Data entries
- - -
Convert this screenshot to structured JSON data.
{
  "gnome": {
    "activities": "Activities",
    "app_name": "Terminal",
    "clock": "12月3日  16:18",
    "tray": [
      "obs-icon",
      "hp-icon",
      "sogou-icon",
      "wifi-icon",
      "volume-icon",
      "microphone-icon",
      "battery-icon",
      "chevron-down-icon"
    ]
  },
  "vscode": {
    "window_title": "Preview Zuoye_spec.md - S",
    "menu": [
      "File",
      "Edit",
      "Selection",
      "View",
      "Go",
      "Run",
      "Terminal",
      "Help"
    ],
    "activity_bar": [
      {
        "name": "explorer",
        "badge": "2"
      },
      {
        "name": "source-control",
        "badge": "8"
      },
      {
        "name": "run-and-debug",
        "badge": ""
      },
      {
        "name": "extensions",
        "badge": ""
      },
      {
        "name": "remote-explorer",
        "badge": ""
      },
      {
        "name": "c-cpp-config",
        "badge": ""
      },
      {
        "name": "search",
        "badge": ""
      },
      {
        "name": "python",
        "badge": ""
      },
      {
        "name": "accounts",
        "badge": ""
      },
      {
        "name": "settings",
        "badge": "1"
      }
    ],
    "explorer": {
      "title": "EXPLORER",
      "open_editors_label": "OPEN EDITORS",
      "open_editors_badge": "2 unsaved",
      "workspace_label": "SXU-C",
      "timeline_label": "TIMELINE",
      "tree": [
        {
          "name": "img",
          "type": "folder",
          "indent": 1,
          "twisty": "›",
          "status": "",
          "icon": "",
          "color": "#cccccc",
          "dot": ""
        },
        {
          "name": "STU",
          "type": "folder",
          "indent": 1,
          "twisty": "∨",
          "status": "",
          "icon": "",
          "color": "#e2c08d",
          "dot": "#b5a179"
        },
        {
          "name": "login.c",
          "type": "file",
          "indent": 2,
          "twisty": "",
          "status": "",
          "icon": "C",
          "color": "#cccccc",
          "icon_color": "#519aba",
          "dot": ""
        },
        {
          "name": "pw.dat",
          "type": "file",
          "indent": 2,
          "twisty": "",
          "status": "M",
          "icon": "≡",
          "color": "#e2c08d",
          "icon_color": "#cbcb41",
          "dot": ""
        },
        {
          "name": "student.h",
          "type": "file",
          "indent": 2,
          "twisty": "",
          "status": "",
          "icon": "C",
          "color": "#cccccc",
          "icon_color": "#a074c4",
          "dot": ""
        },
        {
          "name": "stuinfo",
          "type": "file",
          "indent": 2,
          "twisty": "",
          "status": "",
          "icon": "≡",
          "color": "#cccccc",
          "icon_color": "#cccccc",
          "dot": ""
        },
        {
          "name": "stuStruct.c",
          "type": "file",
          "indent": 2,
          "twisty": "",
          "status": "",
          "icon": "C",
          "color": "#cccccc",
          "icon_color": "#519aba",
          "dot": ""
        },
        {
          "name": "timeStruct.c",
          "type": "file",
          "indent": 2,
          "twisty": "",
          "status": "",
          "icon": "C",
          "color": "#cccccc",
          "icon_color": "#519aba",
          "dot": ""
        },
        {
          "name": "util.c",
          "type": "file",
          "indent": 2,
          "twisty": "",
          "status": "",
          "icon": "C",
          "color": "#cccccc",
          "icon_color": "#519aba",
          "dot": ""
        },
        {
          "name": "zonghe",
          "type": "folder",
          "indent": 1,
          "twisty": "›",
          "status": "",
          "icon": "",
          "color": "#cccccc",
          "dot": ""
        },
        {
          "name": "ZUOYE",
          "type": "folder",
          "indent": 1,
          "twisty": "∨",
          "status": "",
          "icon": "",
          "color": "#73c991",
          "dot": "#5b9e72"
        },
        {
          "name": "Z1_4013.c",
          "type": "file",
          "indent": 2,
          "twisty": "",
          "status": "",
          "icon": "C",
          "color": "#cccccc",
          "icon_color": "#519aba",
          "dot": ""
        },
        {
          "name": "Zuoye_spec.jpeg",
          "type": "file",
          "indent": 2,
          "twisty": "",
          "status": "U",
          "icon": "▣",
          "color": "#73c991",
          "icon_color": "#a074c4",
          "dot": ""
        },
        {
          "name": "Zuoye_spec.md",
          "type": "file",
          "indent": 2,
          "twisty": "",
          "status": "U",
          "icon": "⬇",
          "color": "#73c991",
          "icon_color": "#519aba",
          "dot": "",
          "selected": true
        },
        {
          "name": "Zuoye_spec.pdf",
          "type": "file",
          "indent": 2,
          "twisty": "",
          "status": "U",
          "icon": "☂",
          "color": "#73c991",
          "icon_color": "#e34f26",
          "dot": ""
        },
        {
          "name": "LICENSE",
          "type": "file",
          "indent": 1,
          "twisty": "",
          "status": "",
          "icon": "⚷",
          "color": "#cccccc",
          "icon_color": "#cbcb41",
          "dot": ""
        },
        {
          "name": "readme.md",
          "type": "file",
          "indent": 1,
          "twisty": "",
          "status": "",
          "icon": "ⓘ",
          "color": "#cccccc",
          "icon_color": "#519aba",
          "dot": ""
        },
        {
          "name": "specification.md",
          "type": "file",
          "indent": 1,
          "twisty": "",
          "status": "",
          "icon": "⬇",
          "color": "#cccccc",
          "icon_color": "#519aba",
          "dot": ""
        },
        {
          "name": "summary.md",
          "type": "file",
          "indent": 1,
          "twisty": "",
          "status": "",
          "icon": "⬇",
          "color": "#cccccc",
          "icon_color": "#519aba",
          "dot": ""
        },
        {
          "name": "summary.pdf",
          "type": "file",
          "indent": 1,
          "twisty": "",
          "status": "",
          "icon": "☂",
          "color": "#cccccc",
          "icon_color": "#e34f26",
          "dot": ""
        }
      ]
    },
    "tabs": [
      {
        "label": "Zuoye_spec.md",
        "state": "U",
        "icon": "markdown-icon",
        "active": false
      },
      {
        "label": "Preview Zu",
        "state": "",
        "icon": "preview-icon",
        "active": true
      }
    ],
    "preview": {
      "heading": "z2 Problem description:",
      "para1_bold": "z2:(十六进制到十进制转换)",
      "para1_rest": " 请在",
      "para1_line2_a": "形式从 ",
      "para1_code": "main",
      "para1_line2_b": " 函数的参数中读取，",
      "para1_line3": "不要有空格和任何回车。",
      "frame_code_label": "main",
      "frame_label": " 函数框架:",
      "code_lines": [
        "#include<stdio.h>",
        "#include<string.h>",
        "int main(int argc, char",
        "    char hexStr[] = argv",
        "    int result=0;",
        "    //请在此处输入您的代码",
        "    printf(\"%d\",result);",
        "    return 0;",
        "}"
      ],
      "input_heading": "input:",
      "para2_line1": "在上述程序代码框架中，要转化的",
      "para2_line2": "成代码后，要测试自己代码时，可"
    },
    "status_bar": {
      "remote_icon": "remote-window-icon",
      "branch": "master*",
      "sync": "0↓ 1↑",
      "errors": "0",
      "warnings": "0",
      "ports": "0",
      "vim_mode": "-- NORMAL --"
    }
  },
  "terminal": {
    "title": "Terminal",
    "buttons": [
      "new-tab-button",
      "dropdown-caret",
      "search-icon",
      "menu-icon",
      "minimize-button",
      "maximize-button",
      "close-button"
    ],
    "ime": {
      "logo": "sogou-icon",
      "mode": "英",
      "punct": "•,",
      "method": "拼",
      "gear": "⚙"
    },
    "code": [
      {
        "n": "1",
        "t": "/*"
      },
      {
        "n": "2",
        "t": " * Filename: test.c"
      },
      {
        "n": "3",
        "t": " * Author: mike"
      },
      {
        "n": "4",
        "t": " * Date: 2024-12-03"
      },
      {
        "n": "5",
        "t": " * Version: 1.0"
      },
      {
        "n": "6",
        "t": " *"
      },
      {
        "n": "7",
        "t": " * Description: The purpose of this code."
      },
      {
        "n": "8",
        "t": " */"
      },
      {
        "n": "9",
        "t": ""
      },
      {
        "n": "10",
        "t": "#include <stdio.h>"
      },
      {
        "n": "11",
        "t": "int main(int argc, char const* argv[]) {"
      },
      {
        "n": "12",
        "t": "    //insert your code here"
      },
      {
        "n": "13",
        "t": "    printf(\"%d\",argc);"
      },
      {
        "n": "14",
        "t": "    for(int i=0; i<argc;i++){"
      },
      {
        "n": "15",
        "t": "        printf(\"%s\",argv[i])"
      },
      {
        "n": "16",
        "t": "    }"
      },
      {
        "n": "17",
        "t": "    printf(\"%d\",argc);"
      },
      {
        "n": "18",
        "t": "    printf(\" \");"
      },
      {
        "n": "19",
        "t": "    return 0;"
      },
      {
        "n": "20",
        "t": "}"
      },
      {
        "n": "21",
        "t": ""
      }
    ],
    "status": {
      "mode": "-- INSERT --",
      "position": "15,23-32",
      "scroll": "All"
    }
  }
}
- - -
*Task statement:* Scan the entries above for the word "argv" and collect each line holding it.

*Written reply:*
        "    char hexStr[] = argv",
        "t": "int main(int argc, char const* argv[]) {"
        "t": "        printf(\"%s\",argv[i])"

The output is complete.